• _GIVEN TASK_
Retype the records below exactly as they appear, but leave out any pictures.
○ ○ ○ ○ ○ ○ ○
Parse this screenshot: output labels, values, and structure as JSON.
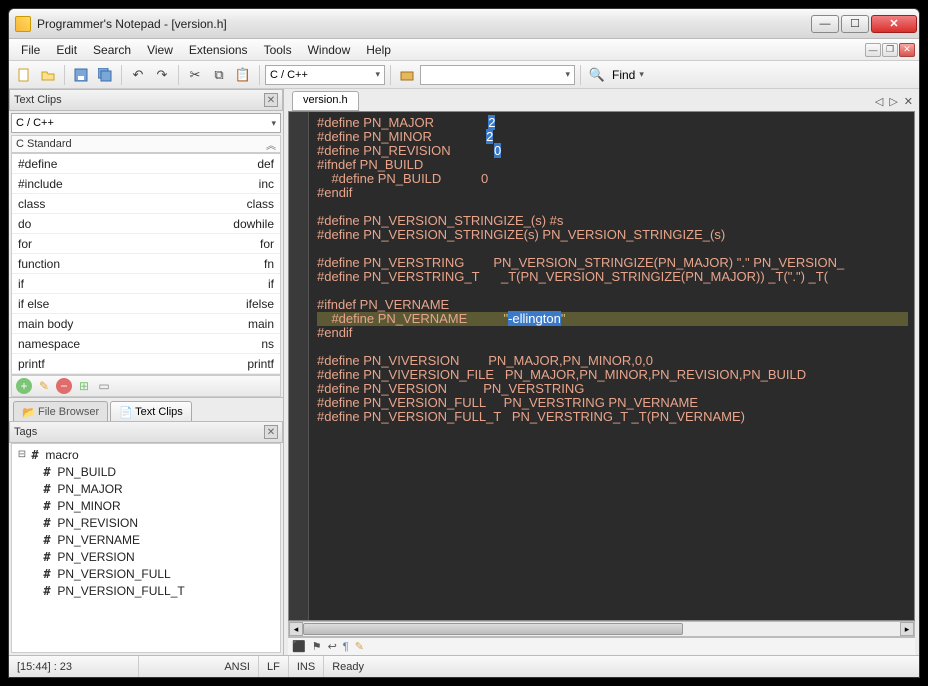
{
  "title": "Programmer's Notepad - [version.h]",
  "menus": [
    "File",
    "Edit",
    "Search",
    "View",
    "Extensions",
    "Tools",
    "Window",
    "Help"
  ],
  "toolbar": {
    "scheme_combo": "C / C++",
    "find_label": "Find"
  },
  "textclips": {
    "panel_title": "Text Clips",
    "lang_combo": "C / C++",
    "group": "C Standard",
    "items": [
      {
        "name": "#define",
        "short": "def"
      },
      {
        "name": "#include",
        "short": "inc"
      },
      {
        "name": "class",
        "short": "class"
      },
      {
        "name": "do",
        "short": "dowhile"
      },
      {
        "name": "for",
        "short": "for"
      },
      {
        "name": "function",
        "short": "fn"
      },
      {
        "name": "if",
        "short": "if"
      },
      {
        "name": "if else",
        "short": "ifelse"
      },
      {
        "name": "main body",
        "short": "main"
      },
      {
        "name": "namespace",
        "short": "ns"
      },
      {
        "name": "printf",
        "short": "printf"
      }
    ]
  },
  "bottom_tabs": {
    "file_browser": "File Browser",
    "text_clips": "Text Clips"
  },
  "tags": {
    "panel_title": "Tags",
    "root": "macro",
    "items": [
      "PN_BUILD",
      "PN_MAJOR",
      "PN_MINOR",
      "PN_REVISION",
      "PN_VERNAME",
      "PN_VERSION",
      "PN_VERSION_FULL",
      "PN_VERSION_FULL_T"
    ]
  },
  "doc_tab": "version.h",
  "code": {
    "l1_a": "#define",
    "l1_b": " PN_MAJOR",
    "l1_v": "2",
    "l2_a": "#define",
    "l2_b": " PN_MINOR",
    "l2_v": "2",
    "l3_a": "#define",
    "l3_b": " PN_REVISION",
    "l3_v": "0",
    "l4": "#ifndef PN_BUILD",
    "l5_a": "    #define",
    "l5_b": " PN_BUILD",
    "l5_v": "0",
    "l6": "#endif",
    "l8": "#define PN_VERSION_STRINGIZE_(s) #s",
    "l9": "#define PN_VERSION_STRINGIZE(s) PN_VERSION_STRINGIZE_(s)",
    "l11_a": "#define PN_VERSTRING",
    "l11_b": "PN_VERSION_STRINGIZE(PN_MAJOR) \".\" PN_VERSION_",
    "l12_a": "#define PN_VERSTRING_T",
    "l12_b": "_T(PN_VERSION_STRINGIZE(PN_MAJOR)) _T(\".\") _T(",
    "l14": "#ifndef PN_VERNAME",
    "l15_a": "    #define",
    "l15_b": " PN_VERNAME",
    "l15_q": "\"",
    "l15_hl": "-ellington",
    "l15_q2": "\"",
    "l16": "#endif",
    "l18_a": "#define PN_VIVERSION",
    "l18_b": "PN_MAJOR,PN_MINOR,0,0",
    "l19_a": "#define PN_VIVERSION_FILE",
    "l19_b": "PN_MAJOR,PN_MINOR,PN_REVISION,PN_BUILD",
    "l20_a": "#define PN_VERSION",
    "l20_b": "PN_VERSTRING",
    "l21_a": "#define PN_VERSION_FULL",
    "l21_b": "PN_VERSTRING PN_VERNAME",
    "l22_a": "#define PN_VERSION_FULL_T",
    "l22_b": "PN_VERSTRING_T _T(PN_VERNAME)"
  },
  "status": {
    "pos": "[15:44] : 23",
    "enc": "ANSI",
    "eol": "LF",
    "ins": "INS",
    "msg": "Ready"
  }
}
○ ○ ○ ○ ○ ○ ○
• _THE REPLY_
Parse this screenshot: output labels, values, and structure as JSON.
{
  "title": "Programmer's Notepad - [version.h]",
  "menus": [
    "File",
    "Edit",
    "Search",
    "View",
    "Extensions",
    "Tools",
    "Window",
    "Help"
  ],
  "toolbar": {
    "scheme_combo": "C / C++",
    "find_label": "Find"
  },
  "textclips": {
    "panel_title": "Text Clips",
    "lang_combo": "C / C++",
    "group": "C Standard",
    "items": [
      {
        "name": "#define",
        "short": "def"
      },
      {
        "name": "#include",
        "short": "inc"
      },
      {
        "name": "class",
        "short": "class"
      },
      {
        "name": "do",
        "short": "dowhile"
      },
      {
        "name": "for",
        "short": "for"
      },
      {
        "name": "function",
        "short": "fn"
      },
      {
        "name": "if",
        "short": "if"
      },
      {
        "name": "if else",
        "short": "ifelse"
      },
      {
        "name": "main body",
        "short": "main"
      },
      {
        "name": "namespace",
        "short": "ns"
      },
      {
        "name": "printf",
        "short": "printf"
      }
    ]
  },
  "bottom_tabs": {
    "file_browser": "File Browser",
    "text_clips": "Text Clips"
  },
  "tags": {
    "panel_title": "Tags",
    "root": "macro",
    "items": [
      "PN_BUILD",
      "PN_MAJOR",
      "PN_MINOR",
      "PN_REVISION",
      "PN_VERNAME",
      "PN_VERSION",
      "PN_VERSION_FULL",
      "PN_VERSION_FULL_T"
    ]
  },
  "doc_tab": "version.h",
  "code": {
    "l1_a": "#define",
    "l1_b": " PN_MAJOR",
    "l1_v": "2",
    "l2_a": "#define",
    "l2_b": " PN_MINOR",
    "l2_v": "2",
    "l3_a": "#define",
    "l3_b": " PN_REVISION",
    "l3_v": "0",
    "l4": "#ifndef PN_BUILD",
    "l5_a": "    #define",
    "l5_b": " PN_BUILD",
    "l5_v": "0",
    "l6": "#endif",
    "l8": "#define PN_VERSION_STRINGIZE_(s) #s",
    "l9": "#define PN_VERSION_STRINGIZE(s) PN_VERSION_STRINGIZE_(s)",
    "l11_a": "#define PN_VERSTRING",
    "l11_b": "PN_VERSION_STRINGIZE(PN_MAJOR) \".\" PN_VERSION_",
    "l12_a": "#define PN_VERSTRING_T",
    "l12_b": "_T(PN_VERSION_STRINGIZE(PN_MAJOR)) _T(\".\") _T(",
    "l14": "#ifndef PN_VERNAME",
    "l15_a": "    #define",
    "l15_b": " PN_VERNAME",
    "l15_q": "\"",
    "l15_hl": "-ellington",
    "l15_q2": "\"",
    "l16": "#endif",
    "l18_a": "#define PN_VIVERSION",
    "l18_b": "PN_MAJOR,PN_MINOR,0,0",
    "l19_a": "#define PN_VIVERSION_FILE",
    "l19_b": "PN_MAJOR,PN_MINOR,PN_REVISION,PN_BUILD",
    "l20_a": "#define PN_VERSION",
    "l20_b": "PN_VERSTRING",
    "l21_a": "#define PN_VERSION_FULL",
    "l21_b": "PN_VERSTRING PN_VERNAME",
    "l22_a": "#define PN_VERSION_FULL_T",
    "l22_b": "PN_VERSTRING_T _T(PN_VERNAME)"
  },
  "status": {
    "pos": "[15:44] : 23",
    "enc": "ANSI",
    "eol": "LF",
    "ins": "INS",
    "msg": "Ready"
  }
}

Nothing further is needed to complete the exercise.